Data rows start

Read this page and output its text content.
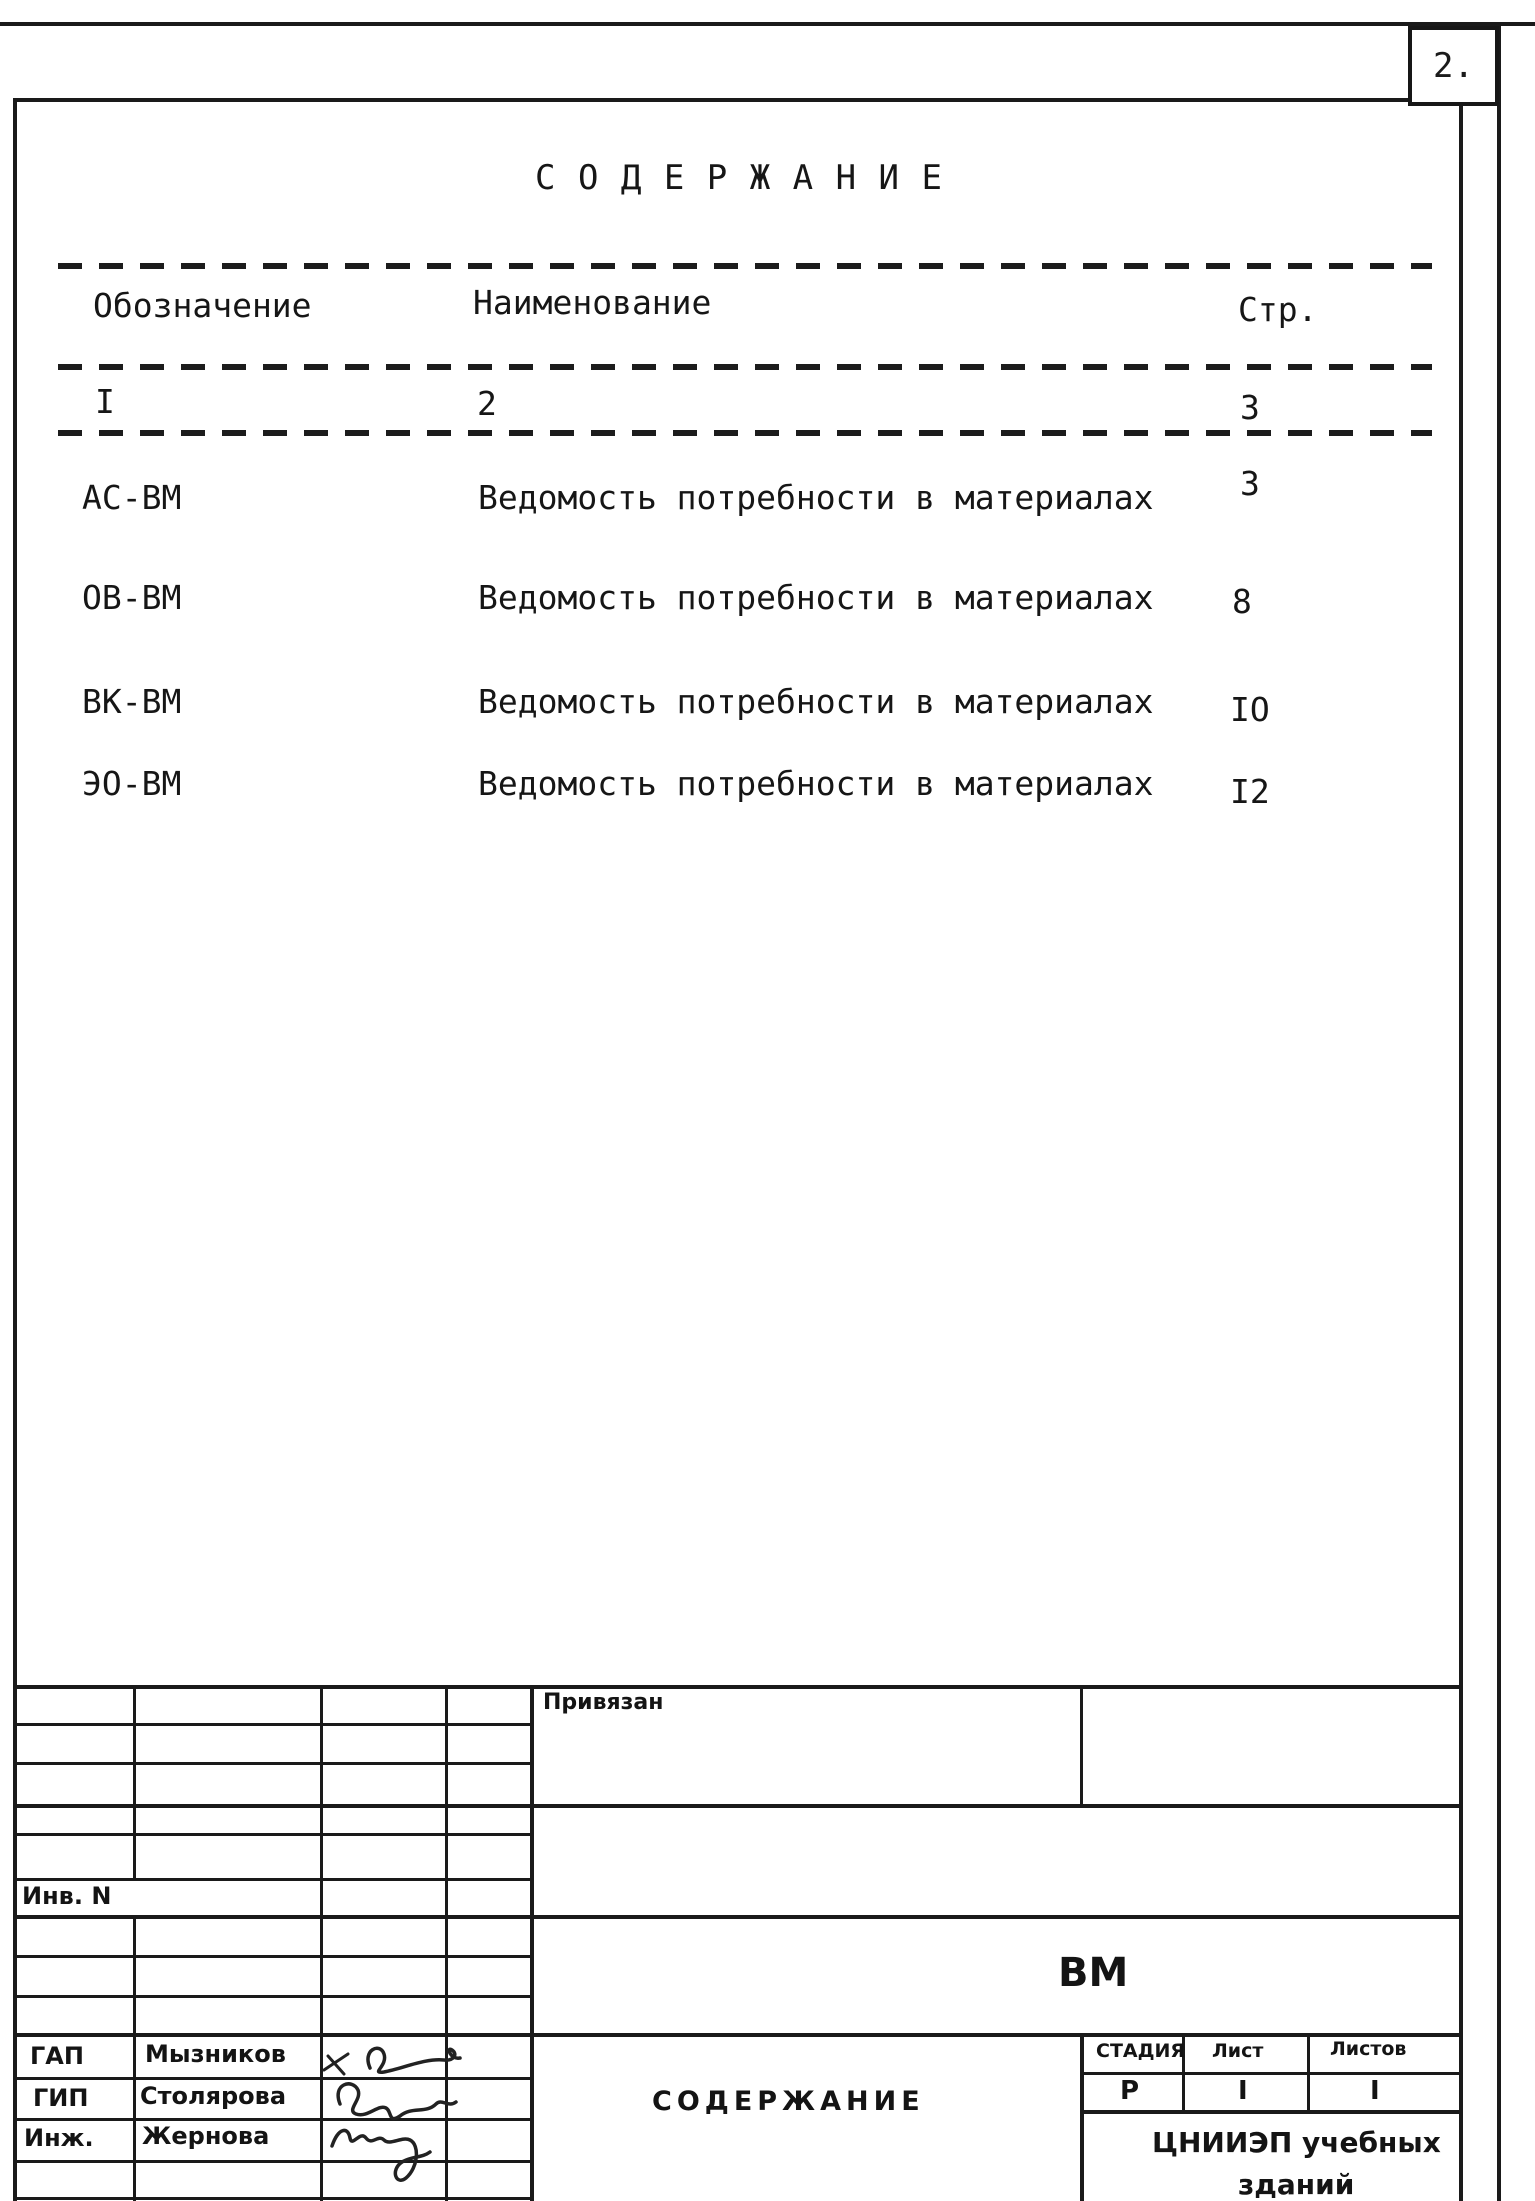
2.
С О Д Е Р Ж А Н И Е
Обозначение	Наименование	Стр.
I	2	3
АС-ВМ	Ведомость потребности в материалах	3
ОВ-ВМ	Ведомость потребности в материалах 8
ВК-ВМ	Ведомость потребности в материалах IО
ЭО-ВМ	Ведомость потребности в материалах I2
Привязан
Инв. N
ВМ
ГАП	Мызников
ГИП Столярова
Инж. Жернова
СОДЕРЖАНИЕ
СТАДИЯ Лист	Листов
Р	I	I
ЦНИИЭП учебных
зданий
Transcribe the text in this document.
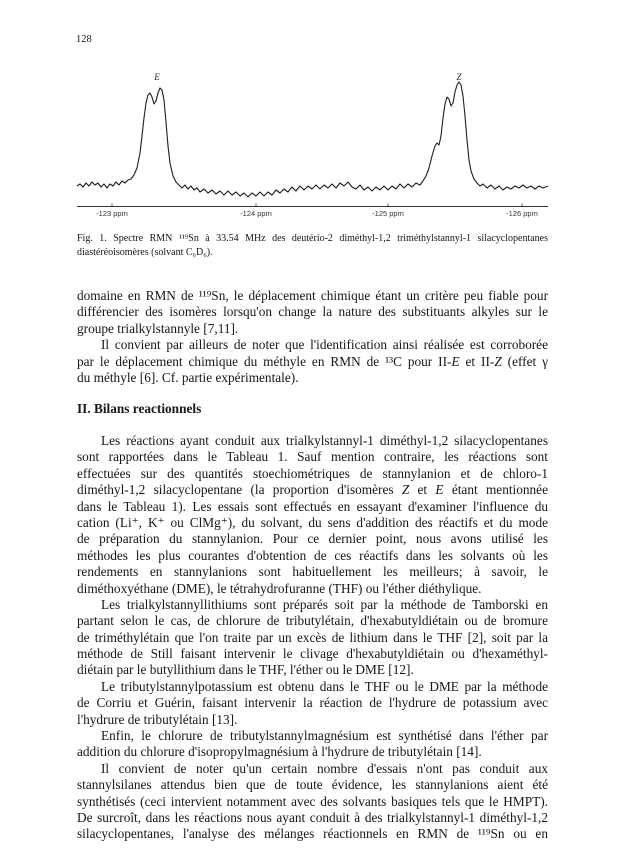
128
-123 ppm	-124 ppm	-125 ppm	-126 ppm
E	Z
Fig. 1. Spectre RMN ¹¹⁹Sn à 33.54 MHz des deutério-2 diméthyl-1,2 triméthylstannyl-1 silacyclopentanes
diastéréoisomères (solvant C₆D₆).
domaine en RMN de ¹¹⁹Sn, le déplacement chimique étant un critère peu fiable pour
différencier des isomères lorsqu'on change la nature des substituants alkyles sur le
groupe trialkylstannyle [7,11].
Il convient par ailleurs de noter que l'identification ainsi réalisée est corroborée
par le déplacement chimique du méthyle en RMN de ¹³C pour II-E et II-Z (effet γ
du méthyle [6]. Cf. partie expérimentale).
II. Bilans reactionnels
Les réactions ayant conduit aux trialkylstannyl-1 diméthyl-1,2 silacyclopentanes
sont rapportées dans le Tableau 1. Sauf mention contraire, les réactions sont
effectuées sur des quantités stoechiométriques de stannylanion et de chloro-1
diméthyl-1,2 silacyclopentane (la proportion d'isomères Z et E étant mentionnée
dans le Tableau 1). Les essais sont effectués en essayant d'examiner l'influence du
cation (Li⁺, K⁺ ou ClMg⁺), du solvant, du sens d'addition des réactifs et du mode
de préparation du stannylanion. Pour ce dernier point, nous avons utilisé les
méthodes les plus courantes d'obtention de ces réactifs dans les solvants où les
rendements en stannylanions sont habituellement les meilleurs; à savoir, le
diméthoxyéthane (DME), le tétrahydrofuranne (THF) ou l'éther diéthylique.
Les trialkylstannyllithiums sont préparés soit par la méthode de Tamborski en
partant selon le cas, de chlorure de tributylétain, d'hexabutyldiétain ou de bromure
de triméthylétain que l'on traite par un excès de lithium dans le THF [2], soit par la
méthode de Still faisant intervenir le clivage d'hexabutyldiétain ou d'hexaméthyl-
diétain par le butyllithium dans le THF, l'éther ou le DME [12].
Le tributylstannylpotassium est obtenu dans le THF ou le DME par la méthode
de Corriu et Guérin, faisant intervenir la réaction de l'hydrure de potassium avec
l'hydrure de tributylétain [13].
Enfin, le chlorure de tributylstannylmagnésium est synthétisé dans l'éther par
addition du chlorure d'isopropylmagnésium à l'hydrure de tributylétain [14].
Il convient de noter qu'un certain nombre d'essais n'ont pas conduit aux
stannylsilanes attendus bien que de toute évidence, les stannylanions aient été
synthétisés (ceci intervient notamment avec des solvants basiques tels que le HMPT).
De surcroît, dans les réactions nous ayant conduit à des trialkylstannyl-1 diméthyl-1,2
silacyclopentanes, l'analyse des mélanges réactionnels en RMN de ¹¹⁹Sn ou en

Data rows end

Written exercise: Return the listing above unchanged, apart from dropping its pictures.

Solution to this problem:
Read this page and output its text content.
2.
С О Д Е Р Ж А Н И Е
Обозначение	Наименование	Стр.
I	2	3
АС-ВМ	Ведомость потребности в материалах	3
ОВ-ВМ	Ведомость потребности в материалах 8
ВК-ВМ	Ведомость потребности в материалах IО
ЭО-ВМ	Ведомость потребности в материалах I2
Привязан
Инв. N
ВМ
ГАП	Мызников
ГИП Столярова
Инж. Жернова
СОДЕРЖАНИЕ
СТАДИЯ Лист	Листов
Р	I	I
ЦНИИЭП учебных
зданий
Transcribe the text in this document.
128
-123 ppm	-124 ppm	-125 ppm	-126 ppm
E	Z
Fig. 1. Spectre RMN ¹¹⁹Sn à 33.54 MHz des deutério-2 diméthyl-1,2 triméthylstannyl-1 silacyclopentanes
diastéréoisomères (solvant C₆D₆).
domaine en RMN de ¹¹⁹Sn, le déplacement chimique étant un critère peu fiable pour
différencier des isomères lorsqu'on change la nature des substituants alkyles sur le
groupe trialkylstannyle [7,11].
Il convient par ailleurs de noter que l'identification ainsi réalisée est corroborée
par le déplacement chimique du méthyle en RMN de ¹³C pour II-E et II-Z (effet γ
du méthyle [6]. Cf. partie expérimentale).
II. Bilans reactionnels
Les réactions ayant conduit aux trialkylstannyl-1 diméthyl-1,2 silacyclopentanes
sont rapportées dans le Tableau 1. Sauf mention contraire, les réactions sont
effectuées sur des quantités stoechiométriques de stannylanion et de chloro-1
diméthyl-1,2 silacyclopentane (la proportion d'isomères Z et E étant mentionnée
dans le Tableau 1). Les essais sont effectués en essayant d'examiner l'influence du
cation (Li⁺, K⁺ ou ClMg⁺), du solvant, du sens d'addition des réactifs et du mode
de préparation du stannylanion. Pour ce dernier point, nous avons utilisé les
méthodes les plus courantes d'obtention de ces réactifs dans les solvants où les
rendements en stannylanions sont habituellement les meilleurs; à savoir, le
diméthoxyéthane (DME), le tétrahydrofuranne (THF) ou l'éther diéthylique.
Les trialkylstannyllithiums sont préparés soit par la méthode de Tamborski en
partant selon le cas, de chlorure de tributylétain, d'hexabutyldiétain ou de bromure
de triméthylétain que l'on traite par un excès de lithium dans le THF [2], soit par la
méthode de Still faisant intervenir le clivage d'hexabutyldiétain ou d'hexaméthyl-
diétain par le butyllithium dans le THF, l'éther ou le DME [12].
Le tributylstannylpotassium est obtenu dans le THF ou le DME par la méthode
de Corriu et Guérin, faisant intervenir la réaction de l'hydrure de potassium avec
l'hydrure de tributylétain [13].
Enfin, le chlorure de tributylstannylmagnésium est synthétisé dans l'éther par
addition du chlorure d'isopropylmagnésium à l'hydrure de tributylétain [14].
Il convient de noter qu'un certain nombre d'essais n'ont pas conduit aux
stannylsilanes attendus bien que de toute évidence, les stannylanions aient été
synthétisés (ceci intervient notamment avec des solvants basiques tels que le HMPT).
De surcroît, dans les réactions nous ayant conduit à des trialkylstannyl-1 diméthyl-1,2
silacyclopentanes, l'analyse des mélanges réactionnels en RMN de ¹¹⁹Sn ou en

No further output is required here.